__WHAT YOU WILL DO__: Copy every line in which the string "слов" occurs.

══════

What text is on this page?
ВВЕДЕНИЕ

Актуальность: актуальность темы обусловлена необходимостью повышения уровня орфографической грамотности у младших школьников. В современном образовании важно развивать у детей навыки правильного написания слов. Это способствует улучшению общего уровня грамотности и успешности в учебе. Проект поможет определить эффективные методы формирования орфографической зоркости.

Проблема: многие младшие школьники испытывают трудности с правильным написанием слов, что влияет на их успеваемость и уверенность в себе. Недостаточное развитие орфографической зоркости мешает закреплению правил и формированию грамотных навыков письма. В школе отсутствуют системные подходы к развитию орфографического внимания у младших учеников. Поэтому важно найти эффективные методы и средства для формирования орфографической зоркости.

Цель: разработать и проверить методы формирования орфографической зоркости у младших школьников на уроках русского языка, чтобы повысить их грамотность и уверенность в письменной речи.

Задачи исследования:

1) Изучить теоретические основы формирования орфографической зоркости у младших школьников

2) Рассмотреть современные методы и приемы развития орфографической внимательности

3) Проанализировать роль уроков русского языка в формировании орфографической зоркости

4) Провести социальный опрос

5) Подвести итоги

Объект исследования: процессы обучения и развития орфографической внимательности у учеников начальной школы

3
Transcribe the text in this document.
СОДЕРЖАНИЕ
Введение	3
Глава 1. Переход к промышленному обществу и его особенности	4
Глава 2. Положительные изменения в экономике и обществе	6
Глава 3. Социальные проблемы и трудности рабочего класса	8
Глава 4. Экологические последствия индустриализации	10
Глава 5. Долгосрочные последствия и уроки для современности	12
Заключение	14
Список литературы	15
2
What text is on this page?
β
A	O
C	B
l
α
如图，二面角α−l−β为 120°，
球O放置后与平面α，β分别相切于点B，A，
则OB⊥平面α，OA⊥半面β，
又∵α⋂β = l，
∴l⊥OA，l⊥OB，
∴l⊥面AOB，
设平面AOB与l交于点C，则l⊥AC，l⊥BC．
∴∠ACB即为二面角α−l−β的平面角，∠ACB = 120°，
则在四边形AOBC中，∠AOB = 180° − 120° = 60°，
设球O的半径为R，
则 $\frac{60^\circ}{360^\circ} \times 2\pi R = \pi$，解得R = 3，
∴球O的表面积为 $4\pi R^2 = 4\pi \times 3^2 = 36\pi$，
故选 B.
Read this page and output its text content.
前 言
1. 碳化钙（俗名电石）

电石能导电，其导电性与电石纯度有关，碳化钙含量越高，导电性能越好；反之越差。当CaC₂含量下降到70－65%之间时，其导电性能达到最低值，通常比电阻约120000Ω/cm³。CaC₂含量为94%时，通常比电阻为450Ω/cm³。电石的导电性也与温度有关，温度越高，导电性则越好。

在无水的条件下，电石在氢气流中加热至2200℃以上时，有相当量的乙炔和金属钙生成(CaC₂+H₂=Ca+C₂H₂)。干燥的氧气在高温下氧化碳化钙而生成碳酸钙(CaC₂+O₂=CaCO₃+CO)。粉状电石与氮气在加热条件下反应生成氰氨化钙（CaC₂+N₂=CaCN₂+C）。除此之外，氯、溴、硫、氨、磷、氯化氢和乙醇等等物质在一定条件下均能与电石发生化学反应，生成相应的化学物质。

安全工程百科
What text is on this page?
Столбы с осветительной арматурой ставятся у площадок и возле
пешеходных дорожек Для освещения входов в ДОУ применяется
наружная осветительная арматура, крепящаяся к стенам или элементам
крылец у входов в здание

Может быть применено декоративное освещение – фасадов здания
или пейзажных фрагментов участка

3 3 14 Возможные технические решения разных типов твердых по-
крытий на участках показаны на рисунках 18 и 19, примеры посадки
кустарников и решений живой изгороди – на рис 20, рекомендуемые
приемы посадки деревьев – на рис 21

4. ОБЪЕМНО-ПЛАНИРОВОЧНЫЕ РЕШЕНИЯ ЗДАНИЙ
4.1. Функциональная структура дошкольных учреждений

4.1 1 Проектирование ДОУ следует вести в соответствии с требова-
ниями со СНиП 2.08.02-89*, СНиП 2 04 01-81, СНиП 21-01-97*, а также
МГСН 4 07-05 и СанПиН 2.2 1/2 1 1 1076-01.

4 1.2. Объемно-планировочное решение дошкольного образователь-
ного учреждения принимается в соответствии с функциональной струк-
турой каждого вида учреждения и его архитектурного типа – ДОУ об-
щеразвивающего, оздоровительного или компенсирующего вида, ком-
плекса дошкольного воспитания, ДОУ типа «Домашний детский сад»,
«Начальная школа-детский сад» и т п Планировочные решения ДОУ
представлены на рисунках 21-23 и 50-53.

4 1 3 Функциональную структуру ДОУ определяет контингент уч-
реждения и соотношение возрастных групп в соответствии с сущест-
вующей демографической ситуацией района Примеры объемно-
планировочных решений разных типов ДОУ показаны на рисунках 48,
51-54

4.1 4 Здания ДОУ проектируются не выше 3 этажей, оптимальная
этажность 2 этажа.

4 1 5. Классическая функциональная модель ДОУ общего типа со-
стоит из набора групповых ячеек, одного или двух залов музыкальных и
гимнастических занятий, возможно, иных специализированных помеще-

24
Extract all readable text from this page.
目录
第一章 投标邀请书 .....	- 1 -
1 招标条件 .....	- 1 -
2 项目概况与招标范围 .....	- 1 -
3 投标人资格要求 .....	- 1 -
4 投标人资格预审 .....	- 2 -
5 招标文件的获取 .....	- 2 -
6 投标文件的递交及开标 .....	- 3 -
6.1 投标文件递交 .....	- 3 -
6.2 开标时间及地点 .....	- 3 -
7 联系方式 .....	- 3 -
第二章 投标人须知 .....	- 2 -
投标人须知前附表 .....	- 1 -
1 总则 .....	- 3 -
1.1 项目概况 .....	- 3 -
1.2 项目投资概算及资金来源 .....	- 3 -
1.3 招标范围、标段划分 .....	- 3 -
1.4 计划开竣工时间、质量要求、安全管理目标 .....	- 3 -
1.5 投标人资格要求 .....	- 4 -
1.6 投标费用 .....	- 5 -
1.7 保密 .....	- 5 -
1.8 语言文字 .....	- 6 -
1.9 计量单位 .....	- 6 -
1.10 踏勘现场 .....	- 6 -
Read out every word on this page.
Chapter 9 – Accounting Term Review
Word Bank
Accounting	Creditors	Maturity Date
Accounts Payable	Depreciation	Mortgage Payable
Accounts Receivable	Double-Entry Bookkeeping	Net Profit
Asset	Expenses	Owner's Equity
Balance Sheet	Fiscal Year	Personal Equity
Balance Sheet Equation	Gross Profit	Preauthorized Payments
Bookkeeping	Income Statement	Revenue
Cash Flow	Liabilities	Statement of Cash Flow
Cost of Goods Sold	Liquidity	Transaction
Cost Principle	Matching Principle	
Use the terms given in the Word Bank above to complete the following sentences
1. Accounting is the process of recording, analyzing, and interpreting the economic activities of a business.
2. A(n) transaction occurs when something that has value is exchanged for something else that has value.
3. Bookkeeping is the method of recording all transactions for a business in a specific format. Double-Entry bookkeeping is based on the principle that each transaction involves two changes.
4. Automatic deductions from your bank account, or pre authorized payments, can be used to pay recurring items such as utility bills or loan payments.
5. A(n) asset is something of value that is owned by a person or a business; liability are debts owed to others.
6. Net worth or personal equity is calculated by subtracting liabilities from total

══════

__SOLUTION FOR THIS PROBLEM__:
Актуальность: актуальность темы обусловлена необходимостью повышения уровня орфографической грамотности у младших школьников. В современном образовании важно развивать у детей навыки правильного написания слов. Это способствует улучшению общего уровня грамотности и успешности в учебе. Проект поможет определить эффективные методы формирования орфографической зоркости.
Проблема: многие младшие школьники испытывают трудности с правильным написанием слов, что влияет на их успеваемость и уверенность в себе. Недостаточное развитие орфографической зоркости мешает закреплению правил и формированию грамотных навыков письма. В школе отсутствуют системные подходы к развитию орфографического внимания у младших учеников. Поэтому важно найти эффективные методы и средства для формирования орфографической зоркости.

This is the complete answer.